Items listed in a dataset:
________________________
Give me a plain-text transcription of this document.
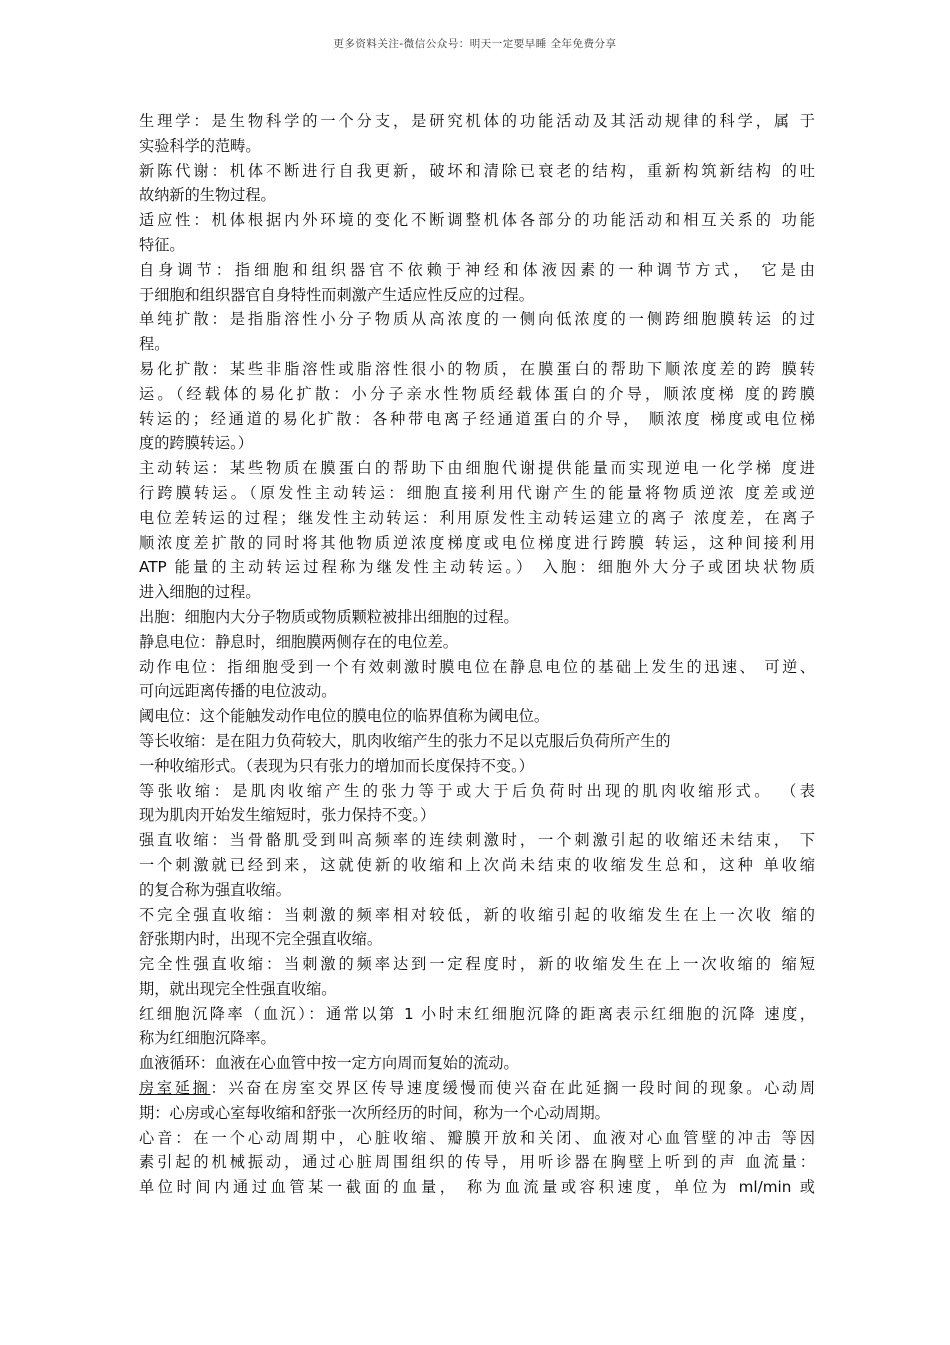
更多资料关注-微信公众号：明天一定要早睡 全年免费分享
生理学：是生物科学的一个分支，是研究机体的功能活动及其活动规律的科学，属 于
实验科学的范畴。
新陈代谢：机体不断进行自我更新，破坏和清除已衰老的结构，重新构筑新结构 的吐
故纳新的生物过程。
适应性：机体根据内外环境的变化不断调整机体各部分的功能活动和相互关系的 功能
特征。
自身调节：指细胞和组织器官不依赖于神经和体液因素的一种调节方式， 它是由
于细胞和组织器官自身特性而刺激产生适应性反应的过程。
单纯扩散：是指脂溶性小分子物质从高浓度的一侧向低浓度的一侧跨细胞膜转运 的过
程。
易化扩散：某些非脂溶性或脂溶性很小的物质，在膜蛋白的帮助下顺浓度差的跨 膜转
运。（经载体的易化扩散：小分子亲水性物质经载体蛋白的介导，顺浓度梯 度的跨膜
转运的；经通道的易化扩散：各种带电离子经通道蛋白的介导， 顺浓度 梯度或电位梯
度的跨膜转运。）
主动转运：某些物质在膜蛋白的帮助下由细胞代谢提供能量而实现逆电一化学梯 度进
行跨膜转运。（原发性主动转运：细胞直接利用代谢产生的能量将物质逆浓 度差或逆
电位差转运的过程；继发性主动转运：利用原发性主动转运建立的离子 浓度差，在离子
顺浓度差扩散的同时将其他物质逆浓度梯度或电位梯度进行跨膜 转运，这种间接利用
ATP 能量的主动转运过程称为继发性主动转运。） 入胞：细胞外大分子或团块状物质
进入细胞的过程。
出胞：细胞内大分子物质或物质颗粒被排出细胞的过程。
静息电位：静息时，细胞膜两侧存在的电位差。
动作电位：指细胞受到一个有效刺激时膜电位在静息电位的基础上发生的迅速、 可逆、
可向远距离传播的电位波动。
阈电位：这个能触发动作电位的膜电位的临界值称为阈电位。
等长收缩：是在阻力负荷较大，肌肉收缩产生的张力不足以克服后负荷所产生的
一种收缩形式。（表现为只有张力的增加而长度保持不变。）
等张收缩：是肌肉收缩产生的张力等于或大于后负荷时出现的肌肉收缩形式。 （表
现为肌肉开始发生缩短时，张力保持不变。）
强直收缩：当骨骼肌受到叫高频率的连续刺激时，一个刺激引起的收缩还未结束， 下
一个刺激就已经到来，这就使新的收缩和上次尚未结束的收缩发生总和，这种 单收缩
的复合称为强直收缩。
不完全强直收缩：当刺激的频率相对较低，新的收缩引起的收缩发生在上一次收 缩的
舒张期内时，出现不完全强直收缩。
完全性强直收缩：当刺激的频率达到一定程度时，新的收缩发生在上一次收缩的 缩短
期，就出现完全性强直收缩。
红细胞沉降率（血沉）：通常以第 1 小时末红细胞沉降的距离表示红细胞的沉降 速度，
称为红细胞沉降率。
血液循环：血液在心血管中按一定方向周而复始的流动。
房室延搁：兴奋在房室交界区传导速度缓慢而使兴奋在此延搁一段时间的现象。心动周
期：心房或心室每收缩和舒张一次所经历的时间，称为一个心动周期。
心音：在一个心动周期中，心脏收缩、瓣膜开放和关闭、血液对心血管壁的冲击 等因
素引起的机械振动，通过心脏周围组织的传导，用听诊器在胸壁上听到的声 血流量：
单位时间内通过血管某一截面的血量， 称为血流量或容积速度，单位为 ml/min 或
________________________
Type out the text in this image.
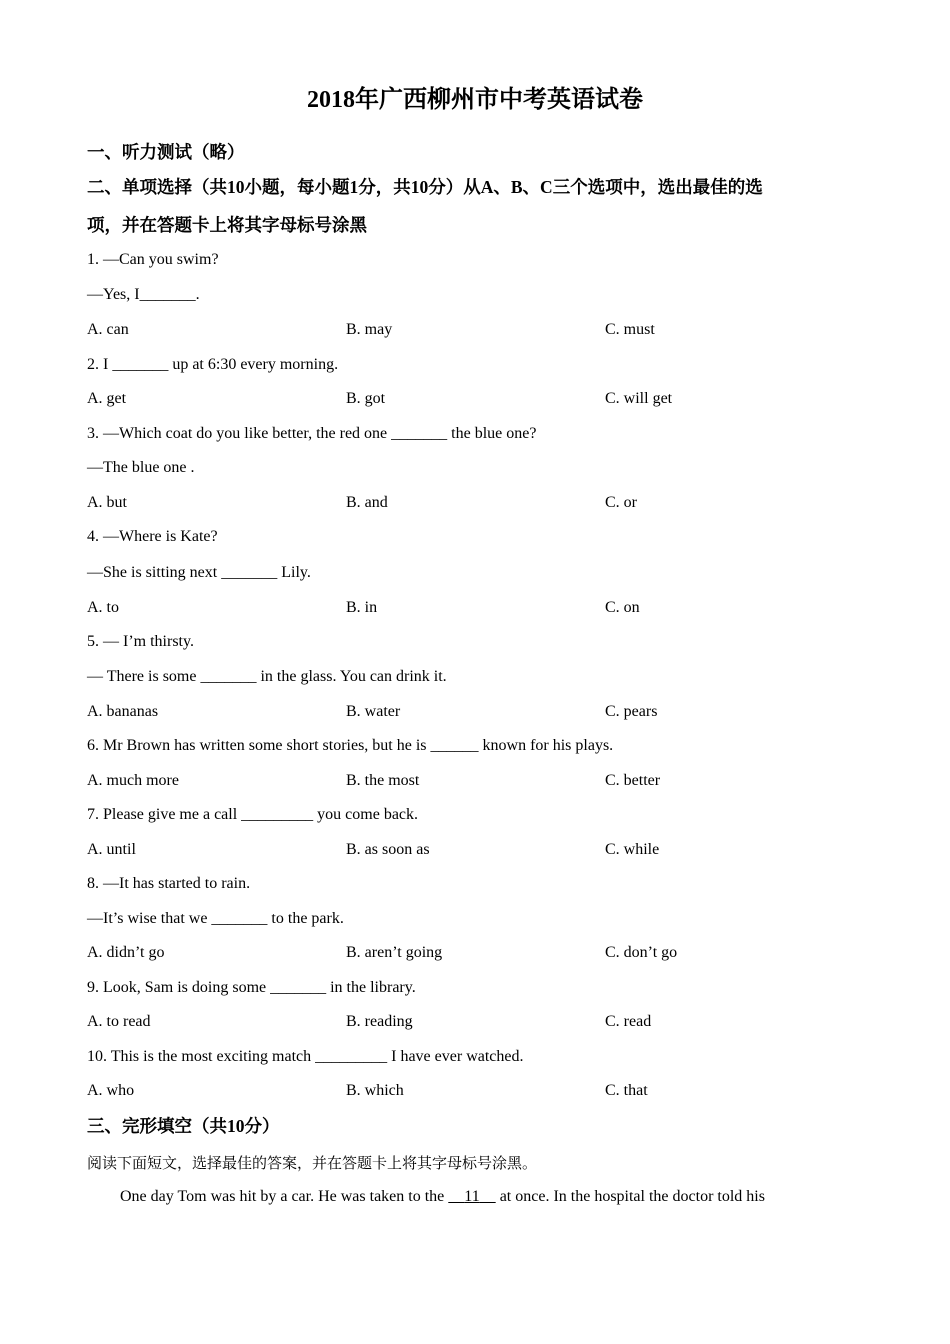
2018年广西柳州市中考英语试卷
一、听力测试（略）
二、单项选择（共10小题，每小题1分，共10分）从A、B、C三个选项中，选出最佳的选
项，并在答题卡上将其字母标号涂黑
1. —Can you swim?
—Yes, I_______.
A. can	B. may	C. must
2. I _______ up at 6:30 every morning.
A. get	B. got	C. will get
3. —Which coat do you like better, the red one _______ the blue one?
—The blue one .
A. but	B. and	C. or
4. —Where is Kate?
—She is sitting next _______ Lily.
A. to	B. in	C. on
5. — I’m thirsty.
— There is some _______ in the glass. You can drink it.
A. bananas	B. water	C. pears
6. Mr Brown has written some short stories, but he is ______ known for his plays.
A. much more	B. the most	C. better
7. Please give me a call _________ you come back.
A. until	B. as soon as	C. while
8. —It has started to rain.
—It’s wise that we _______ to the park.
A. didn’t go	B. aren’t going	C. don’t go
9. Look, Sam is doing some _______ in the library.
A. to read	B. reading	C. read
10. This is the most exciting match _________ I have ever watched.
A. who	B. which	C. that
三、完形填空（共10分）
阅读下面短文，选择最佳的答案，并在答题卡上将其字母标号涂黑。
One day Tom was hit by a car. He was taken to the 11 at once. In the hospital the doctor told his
________________________
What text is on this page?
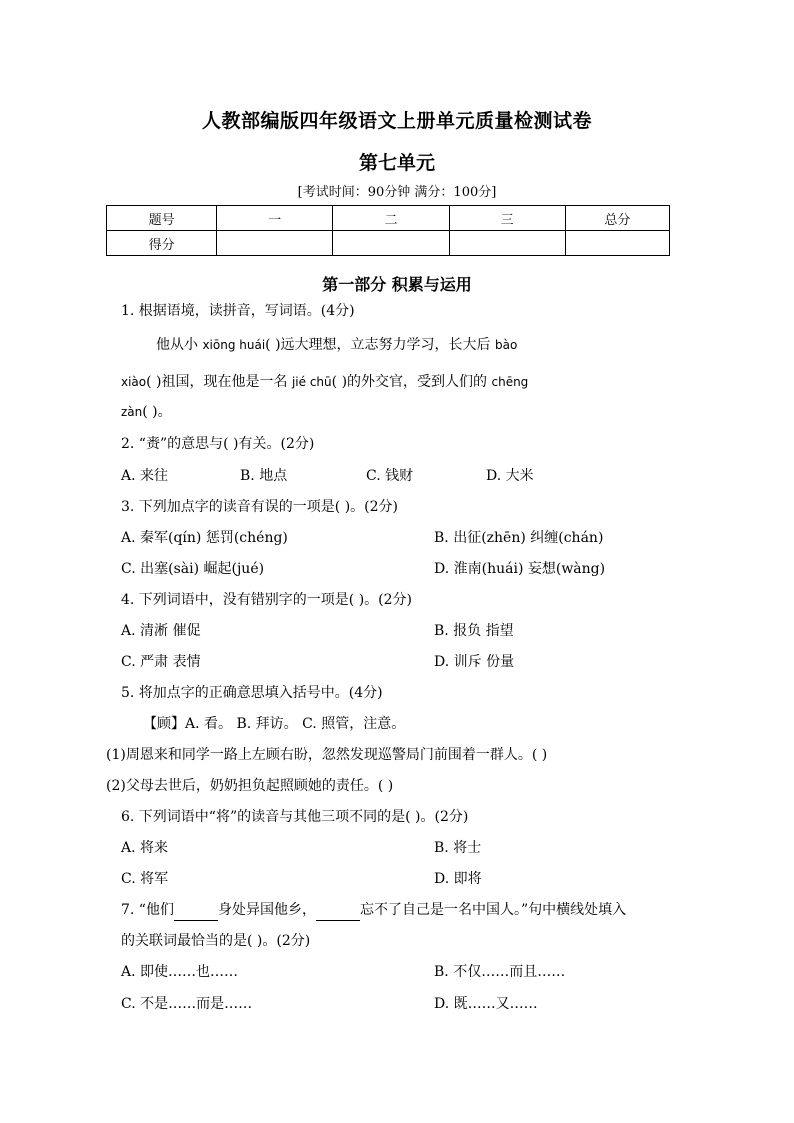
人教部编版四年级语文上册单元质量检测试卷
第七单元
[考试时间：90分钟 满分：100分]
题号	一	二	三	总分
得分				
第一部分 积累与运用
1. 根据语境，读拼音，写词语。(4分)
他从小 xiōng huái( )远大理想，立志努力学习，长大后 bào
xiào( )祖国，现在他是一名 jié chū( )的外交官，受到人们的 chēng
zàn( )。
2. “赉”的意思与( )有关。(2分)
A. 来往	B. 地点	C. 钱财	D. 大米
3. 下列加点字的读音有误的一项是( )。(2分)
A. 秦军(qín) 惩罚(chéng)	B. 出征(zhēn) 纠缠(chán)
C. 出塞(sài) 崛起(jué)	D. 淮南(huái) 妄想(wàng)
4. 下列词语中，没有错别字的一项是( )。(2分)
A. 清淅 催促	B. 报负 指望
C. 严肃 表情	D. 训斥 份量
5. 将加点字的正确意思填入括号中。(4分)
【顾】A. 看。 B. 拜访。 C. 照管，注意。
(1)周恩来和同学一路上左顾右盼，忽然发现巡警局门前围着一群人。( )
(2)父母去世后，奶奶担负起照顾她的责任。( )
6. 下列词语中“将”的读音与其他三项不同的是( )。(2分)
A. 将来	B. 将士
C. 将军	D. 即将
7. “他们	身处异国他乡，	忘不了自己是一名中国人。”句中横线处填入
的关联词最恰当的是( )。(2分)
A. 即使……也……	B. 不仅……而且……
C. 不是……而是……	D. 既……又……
________________________
#### [The request]
Filter the data for the string "并在答题卡上将其字母标号涂黑" and copy every line that has it.

#### [Final result]
项，并在答题卡上将其字母标号涂黑
阅读下面短文，选择最佳的答案，并在答题卡上将其字母标号涂黑。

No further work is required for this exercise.